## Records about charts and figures
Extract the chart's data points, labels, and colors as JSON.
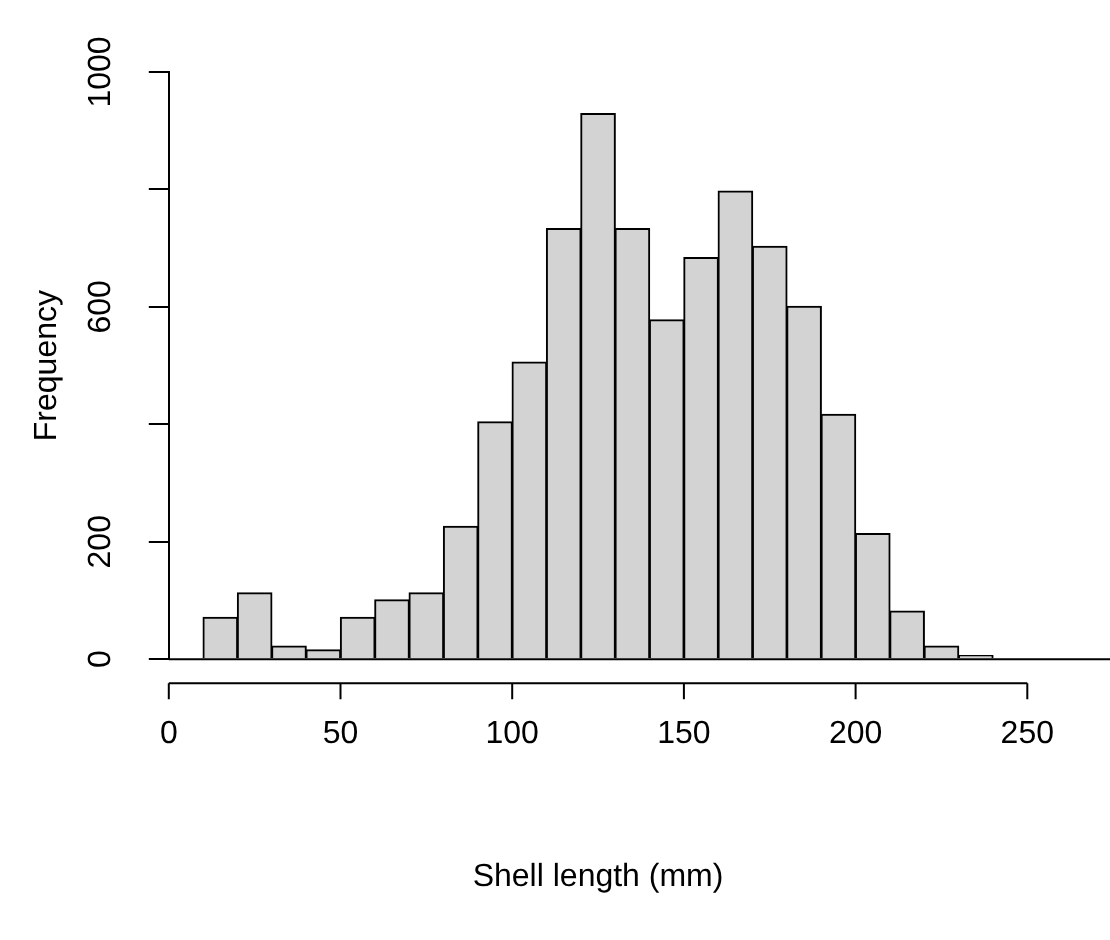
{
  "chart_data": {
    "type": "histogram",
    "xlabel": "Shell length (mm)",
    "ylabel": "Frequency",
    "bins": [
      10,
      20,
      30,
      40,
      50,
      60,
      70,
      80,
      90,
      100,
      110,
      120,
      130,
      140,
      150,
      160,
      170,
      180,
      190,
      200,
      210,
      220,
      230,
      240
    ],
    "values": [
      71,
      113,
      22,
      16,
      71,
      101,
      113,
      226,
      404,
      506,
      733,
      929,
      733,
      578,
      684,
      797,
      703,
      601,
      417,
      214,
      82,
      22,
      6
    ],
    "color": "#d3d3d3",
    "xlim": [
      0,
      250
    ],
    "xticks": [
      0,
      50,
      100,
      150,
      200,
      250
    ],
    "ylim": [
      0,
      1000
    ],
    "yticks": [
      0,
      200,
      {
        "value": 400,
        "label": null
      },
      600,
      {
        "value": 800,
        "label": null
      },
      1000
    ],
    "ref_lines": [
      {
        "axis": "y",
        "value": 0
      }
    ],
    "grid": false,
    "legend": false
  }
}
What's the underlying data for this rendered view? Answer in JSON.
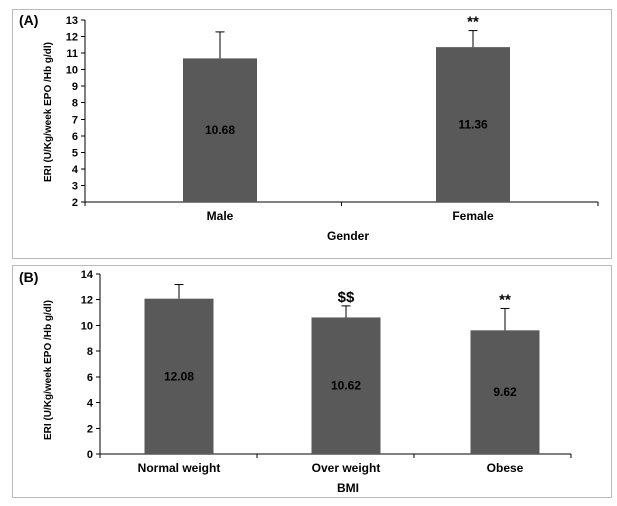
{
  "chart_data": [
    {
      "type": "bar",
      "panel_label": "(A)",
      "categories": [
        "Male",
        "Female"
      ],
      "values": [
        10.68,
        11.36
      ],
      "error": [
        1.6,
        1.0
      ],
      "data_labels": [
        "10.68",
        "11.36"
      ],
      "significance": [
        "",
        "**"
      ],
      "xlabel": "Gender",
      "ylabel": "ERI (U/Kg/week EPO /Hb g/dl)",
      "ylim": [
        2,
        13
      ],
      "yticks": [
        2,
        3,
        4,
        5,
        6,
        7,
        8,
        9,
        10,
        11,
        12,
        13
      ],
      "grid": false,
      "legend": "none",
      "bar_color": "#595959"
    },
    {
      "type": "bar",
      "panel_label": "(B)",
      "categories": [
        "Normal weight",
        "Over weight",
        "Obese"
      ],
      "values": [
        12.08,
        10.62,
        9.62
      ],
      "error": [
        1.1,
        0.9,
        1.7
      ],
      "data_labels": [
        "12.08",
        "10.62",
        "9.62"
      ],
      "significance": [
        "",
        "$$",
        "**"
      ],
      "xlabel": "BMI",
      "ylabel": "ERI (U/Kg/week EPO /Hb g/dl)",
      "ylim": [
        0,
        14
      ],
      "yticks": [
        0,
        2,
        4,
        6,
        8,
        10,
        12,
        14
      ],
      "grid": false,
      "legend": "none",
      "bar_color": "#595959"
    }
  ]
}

## What is asked
Reproduce the material above in full and without alteration, but skip all pictures.

## Answer to the exercise
Extract the chart's data points, labels, and colors as JSON.
{
  "chart_data": {
    "type": "histogram",
    "xlabel": "Shell length (mm)",
    "ylabel": "Frequency",
    "bins": [
      10,
      20,
      30,
      40,
      50,
      60,
      70,
      80,
      90,
      100,
      110,
      120,
      130,
      140,
      150,
      160,
      170,
      180,
      190,
      200,
      210,
      220,
      230,
      240
    ],
    "values": [
      71,
      113,
      22,
      16,
      71,
      101,
      113,
      226,
      404,
      506,
      733,
      929,
      733,
      578,
      684,
      797,
      703,
      601,
      417,
      214,
      82,
      22,
      6
    ],
    "color": "#d3d3d3",
    "xlim": [
      0,
      250
    ],
    "xticks": [
      0,
      50,
      100,
      150,
      200,
      250
    ],
    "ylim": [
      0,
      1000
    ],
    "yticks": [
      0,
      200,
      {
        "value": 400,
        "label": null
      },
      600,
      {
        "value": 800,
        "label": null
      },
      1000
    ],
    "ref_lines": [
      {
        "axis": "y",
        "value": 0
      }
    ],
    "grid": false,
    "legend": false
  }
}
What's the underlying data for this rendered view? Answer in JSON.
{
  "chart_data": [
    {
      "type": "bar",
      "panel_label": "(A)",
      "categories": [
        "Male",
        "Female"
      ],
      "values": [
        10.68,
        11.36
      ],
      "error": [
        1.6,
        1.0
      ],
      "data_labels": [
        "10.68",
        "11.36"
      ],
      "significance": [
        "",
        "**"
      ],
      "xlabel": "Gender",
      "ylabel": "ERI (U/Kg/week EPO /Hb g/dl)",
      "ylim": [
        2,
        13
      ],
      "yticks": [
        2,
        3,
        4,
        5,
        6,
        7,
        8,
        9,
        10,
        11,
        12,
        13
      ],
      "grid": false,
      "legend": "none",
      "bar_color": "#595959"
    },
    {
      "type": "bar",
      "panel_label": "(B)",
      "categories": [
        "Normal weight",
        "Over weight",
        "Obese"
      ],
      "values": [
        12.08,
        10.62,
        9.62
      ],
      "error": [
        1.1,
        0.9,
        1.7
      ],
      "data_labels": [
        "12.08",
        "10.62",
        "9.62"
      ],
      "significance": [
        "",
        "$$",
        "**"
      ],
      "xlabel": "BMI",
      "ylabel": "ERI (U/Kg/week EPO /Hb g/dl)",
      "ylim": [
        0,
        14
      ],
      "yticks": [
        0,
        2,
        4,
        6,
        8,
        10,
        12,
        14
      ],
      "grid": false,
      "legend": "none",
      "bar_color": "#595959"
    }
  ]
}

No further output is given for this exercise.